##### DATA FOR THIS TASK #####

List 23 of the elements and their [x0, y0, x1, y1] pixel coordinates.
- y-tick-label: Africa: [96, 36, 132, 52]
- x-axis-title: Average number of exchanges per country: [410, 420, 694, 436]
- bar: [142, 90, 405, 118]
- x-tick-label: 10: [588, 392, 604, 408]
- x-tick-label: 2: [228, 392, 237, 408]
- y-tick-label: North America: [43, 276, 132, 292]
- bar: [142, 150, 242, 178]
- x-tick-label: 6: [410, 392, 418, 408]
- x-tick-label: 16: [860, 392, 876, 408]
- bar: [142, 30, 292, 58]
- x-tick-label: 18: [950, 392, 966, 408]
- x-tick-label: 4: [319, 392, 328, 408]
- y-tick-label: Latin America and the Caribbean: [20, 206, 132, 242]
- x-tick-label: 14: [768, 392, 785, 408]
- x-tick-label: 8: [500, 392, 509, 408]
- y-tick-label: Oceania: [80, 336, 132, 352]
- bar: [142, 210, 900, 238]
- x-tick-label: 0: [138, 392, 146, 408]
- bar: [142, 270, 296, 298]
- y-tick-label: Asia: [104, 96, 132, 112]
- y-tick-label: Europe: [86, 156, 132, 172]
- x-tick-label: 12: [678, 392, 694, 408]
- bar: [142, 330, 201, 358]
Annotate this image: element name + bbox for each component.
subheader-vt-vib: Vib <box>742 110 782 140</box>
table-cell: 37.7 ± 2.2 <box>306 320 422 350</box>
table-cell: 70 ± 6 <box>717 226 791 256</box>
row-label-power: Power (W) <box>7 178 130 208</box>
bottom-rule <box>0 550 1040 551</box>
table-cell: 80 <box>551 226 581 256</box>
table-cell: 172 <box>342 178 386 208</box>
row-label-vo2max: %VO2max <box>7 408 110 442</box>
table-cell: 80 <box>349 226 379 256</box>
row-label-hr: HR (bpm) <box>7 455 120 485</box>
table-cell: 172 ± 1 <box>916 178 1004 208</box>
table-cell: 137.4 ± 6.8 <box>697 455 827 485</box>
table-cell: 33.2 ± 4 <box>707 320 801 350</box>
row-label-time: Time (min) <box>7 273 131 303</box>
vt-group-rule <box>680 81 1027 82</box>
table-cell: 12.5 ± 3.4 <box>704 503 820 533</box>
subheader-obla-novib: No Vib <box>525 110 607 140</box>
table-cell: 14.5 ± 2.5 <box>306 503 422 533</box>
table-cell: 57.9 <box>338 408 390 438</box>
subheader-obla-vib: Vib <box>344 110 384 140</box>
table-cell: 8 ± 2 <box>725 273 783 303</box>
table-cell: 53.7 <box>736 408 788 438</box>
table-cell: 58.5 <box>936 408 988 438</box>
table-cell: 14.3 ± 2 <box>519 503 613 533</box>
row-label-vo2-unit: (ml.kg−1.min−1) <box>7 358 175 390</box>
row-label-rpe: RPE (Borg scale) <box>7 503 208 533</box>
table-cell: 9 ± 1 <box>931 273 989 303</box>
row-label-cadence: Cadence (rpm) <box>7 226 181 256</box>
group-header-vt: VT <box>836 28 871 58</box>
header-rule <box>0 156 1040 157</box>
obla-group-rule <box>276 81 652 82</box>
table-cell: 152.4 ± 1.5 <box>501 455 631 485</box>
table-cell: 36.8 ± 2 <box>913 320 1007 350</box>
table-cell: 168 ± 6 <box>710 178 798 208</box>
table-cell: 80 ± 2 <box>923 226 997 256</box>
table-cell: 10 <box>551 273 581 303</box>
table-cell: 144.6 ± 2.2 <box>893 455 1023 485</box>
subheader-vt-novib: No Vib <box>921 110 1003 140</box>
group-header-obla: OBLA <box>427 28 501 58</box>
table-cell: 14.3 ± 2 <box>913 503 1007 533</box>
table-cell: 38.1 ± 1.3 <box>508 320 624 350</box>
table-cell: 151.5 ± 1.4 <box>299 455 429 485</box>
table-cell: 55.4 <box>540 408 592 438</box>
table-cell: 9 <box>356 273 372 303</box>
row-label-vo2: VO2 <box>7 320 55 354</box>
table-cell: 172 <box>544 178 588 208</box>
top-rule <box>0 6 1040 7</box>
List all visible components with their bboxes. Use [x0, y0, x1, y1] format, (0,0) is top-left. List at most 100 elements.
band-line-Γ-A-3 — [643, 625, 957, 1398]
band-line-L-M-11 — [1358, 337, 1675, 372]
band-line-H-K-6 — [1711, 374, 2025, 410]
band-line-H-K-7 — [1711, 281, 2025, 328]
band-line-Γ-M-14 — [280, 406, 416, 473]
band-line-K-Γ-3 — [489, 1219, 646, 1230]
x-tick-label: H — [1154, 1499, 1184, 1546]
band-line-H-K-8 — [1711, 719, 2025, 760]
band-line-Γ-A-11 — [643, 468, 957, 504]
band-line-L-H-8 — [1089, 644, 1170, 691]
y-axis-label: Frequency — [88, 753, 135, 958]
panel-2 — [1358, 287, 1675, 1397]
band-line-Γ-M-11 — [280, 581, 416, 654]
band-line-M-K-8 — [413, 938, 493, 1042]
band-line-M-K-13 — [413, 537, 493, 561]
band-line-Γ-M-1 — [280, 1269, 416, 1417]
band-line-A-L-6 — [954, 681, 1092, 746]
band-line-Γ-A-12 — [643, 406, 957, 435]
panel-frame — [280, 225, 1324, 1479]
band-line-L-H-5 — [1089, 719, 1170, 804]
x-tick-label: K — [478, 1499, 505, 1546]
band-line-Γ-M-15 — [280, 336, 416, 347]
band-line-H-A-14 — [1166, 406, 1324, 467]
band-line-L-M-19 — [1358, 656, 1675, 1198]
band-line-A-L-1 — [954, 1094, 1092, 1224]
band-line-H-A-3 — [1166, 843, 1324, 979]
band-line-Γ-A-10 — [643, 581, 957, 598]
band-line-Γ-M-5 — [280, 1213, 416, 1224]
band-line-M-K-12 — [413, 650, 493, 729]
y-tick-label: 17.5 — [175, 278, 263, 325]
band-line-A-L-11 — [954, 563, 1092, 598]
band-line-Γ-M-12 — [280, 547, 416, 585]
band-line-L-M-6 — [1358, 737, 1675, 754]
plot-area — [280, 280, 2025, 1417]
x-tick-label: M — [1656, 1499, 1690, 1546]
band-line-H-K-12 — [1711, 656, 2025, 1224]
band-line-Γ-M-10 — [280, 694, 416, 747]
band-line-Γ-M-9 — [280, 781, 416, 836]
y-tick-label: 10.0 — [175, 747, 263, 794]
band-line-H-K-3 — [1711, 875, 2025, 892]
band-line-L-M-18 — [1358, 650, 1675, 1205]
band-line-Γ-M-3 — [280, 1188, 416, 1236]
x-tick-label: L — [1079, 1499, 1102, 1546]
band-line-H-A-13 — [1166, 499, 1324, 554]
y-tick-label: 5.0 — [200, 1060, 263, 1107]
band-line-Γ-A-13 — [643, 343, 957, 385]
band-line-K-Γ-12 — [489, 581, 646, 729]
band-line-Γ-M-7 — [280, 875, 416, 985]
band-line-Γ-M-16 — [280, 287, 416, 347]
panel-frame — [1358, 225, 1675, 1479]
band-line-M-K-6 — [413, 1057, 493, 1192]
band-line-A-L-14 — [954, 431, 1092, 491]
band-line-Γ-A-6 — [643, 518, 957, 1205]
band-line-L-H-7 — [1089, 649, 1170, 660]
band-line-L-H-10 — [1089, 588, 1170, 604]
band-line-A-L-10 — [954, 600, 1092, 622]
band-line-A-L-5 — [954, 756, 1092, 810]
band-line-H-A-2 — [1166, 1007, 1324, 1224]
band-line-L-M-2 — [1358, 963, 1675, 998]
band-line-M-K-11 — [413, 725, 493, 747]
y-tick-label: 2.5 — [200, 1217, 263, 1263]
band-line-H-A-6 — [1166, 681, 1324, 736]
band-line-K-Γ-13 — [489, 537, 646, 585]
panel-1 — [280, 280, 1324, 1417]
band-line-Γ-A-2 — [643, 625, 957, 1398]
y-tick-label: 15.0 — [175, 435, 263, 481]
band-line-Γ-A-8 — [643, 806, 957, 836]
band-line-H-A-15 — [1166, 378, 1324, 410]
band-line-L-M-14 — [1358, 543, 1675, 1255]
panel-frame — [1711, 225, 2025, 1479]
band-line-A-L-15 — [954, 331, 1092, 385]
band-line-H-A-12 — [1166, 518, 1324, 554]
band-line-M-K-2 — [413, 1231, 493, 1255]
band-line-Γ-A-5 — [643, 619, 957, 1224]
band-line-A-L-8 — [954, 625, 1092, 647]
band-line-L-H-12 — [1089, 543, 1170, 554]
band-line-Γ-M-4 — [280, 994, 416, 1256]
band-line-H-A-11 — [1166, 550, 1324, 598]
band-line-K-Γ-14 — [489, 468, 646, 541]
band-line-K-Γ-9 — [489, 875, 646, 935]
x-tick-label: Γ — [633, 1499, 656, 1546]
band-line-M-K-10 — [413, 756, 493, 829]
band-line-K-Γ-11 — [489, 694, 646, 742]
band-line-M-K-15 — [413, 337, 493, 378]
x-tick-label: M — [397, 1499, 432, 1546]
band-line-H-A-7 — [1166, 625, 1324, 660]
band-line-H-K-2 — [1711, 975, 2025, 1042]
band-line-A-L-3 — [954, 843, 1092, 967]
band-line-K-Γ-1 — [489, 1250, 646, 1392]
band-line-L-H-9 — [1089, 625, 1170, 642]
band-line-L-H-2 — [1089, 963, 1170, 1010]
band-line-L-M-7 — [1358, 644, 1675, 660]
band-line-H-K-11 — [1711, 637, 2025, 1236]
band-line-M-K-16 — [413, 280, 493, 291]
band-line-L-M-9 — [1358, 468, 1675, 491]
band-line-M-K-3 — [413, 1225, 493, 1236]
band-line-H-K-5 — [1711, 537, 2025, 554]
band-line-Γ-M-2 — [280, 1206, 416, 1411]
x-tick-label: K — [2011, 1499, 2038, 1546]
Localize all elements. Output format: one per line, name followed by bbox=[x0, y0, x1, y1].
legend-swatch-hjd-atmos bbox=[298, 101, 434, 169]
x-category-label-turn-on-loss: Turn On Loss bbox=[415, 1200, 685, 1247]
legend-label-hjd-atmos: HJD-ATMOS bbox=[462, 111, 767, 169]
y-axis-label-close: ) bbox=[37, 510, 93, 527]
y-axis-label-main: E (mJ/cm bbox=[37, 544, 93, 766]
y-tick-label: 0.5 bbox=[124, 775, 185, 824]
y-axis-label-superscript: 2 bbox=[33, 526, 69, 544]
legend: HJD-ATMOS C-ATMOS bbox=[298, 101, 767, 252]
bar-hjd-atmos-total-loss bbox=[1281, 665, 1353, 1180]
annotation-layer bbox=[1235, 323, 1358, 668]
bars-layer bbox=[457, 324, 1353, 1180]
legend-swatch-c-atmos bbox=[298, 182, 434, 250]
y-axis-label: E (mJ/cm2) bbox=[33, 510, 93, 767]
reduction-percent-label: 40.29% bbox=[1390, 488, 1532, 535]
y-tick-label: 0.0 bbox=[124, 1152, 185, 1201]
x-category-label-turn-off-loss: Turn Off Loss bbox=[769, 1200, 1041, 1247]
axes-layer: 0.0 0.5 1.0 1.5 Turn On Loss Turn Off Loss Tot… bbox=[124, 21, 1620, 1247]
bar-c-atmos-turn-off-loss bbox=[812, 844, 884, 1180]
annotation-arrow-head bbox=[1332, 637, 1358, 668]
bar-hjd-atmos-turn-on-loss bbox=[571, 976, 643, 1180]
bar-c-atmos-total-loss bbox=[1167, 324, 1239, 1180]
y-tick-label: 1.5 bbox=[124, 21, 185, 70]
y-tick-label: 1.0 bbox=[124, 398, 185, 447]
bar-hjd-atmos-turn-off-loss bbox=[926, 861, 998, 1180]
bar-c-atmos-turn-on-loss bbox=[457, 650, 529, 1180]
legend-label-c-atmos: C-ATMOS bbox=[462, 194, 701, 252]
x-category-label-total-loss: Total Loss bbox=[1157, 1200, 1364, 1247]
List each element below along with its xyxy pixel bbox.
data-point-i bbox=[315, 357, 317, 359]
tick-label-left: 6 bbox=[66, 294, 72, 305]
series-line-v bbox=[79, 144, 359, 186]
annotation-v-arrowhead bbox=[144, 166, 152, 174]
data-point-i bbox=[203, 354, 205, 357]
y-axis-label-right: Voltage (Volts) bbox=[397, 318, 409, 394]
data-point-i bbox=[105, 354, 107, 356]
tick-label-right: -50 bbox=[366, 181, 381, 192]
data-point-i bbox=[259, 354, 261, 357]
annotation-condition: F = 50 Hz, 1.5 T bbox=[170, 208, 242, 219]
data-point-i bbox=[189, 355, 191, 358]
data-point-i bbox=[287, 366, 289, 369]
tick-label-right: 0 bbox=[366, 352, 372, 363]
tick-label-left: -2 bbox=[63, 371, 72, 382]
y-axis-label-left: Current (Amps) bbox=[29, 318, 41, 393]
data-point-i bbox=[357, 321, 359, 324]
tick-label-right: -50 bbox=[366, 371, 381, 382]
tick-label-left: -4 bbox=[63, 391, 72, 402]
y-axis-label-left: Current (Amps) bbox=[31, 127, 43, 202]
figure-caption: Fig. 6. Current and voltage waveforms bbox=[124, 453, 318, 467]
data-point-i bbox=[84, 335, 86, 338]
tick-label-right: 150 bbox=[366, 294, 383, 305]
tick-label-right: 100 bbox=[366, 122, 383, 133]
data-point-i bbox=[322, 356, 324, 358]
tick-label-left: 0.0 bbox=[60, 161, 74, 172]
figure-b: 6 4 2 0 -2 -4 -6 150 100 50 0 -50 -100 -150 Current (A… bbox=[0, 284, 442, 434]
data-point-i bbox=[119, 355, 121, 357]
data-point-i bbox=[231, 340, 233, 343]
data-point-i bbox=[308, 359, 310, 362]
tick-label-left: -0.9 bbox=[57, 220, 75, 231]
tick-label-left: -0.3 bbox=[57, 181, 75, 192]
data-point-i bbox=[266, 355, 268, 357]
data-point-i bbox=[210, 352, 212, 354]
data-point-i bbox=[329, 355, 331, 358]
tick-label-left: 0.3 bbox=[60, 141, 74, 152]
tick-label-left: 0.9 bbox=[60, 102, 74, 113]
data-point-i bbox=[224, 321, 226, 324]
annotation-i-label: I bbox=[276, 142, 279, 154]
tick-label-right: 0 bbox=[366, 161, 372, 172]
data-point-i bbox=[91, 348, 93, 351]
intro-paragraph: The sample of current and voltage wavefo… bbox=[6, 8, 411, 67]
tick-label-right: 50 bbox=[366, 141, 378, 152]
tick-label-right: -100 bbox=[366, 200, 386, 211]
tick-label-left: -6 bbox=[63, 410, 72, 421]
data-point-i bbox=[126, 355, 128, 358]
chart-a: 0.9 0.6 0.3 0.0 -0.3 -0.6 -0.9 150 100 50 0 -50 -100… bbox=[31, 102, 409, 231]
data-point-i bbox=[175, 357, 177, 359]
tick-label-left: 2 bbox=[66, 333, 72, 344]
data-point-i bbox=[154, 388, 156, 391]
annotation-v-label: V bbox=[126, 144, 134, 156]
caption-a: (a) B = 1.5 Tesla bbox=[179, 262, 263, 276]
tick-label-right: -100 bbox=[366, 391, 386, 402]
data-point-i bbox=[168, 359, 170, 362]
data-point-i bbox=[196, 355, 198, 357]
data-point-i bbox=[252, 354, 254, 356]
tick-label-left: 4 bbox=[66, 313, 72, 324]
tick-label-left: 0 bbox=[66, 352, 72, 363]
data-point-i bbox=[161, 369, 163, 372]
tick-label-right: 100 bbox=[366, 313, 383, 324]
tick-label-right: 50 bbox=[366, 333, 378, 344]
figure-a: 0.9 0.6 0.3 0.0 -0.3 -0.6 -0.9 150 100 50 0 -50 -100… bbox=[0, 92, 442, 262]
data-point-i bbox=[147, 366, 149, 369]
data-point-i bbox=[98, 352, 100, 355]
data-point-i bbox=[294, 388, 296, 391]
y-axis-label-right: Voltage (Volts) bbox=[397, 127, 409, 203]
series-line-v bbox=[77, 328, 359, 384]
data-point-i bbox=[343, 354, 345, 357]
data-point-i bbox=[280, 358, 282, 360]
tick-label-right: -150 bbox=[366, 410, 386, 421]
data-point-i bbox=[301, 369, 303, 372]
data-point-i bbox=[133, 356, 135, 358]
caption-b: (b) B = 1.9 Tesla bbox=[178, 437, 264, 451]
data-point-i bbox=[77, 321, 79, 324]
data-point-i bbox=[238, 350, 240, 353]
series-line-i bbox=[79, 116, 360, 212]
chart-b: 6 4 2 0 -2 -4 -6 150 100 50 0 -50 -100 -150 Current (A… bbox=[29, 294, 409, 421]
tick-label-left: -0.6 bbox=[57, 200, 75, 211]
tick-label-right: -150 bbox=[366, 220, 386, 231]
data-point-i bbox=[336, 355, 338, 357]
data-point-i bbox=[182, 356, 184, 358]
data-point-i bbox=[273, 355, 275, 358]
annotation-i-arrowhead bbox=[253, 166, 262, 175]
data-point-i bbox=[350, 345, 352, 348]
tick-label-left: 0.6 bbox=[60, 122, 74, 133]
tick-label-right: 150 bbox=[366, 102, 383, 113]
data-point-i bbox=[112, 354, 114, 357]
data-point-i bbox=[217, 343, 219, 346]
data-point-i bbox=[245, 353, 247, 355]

#####

> **SET PROBLEM**
Express the entries as a JSON list of strings, one string per line and no blank lines, starting at the first line and continuing up to and including the line that contains "- x-tick-label: 8: [500, 392, 509, 408]".

> **WRITTEN RESPONSE**
[
  "List 23 of the elements and their [x0, y0, x1, y1] pixel coordinates.",
  "- y-tick-label: Africa: [96, 36, 132, 52]",
  "- x-axis-title: Average number of exchanges per country: [410, 420, 694, 436]",
  "- bar: [142, 90, 405, 118]",
  "- x-tick-label: 10: [588, 392, 604, 408]",
  "- x-tick-label: 2: [228, 392, 237, 408]",
  "- y-tick-label: North America: [43, 276, 132, 292]",
  "- bar: [142, 150, 242, 178]",
  "- x-tick-label: 6: [410, 392, 418, 408]",
  "- x-tick-label: 16: [860, 392, 876, 408]",
  "- bar: [142, 30, 292, 58]",
  "- x-tick-label: 18: [950, 392, 966, 408]",
  "- x-tick-label: 4: [319, 392, 328, 408]",
  "- y-tick-label: Latin America and the Caribbean: [20, 206, 132, 242]",
  "- x-tick-label: 14: [768, 392, 785, 408]",
  "- x-tick-label: 8: [500, 392, 509, 408]"
]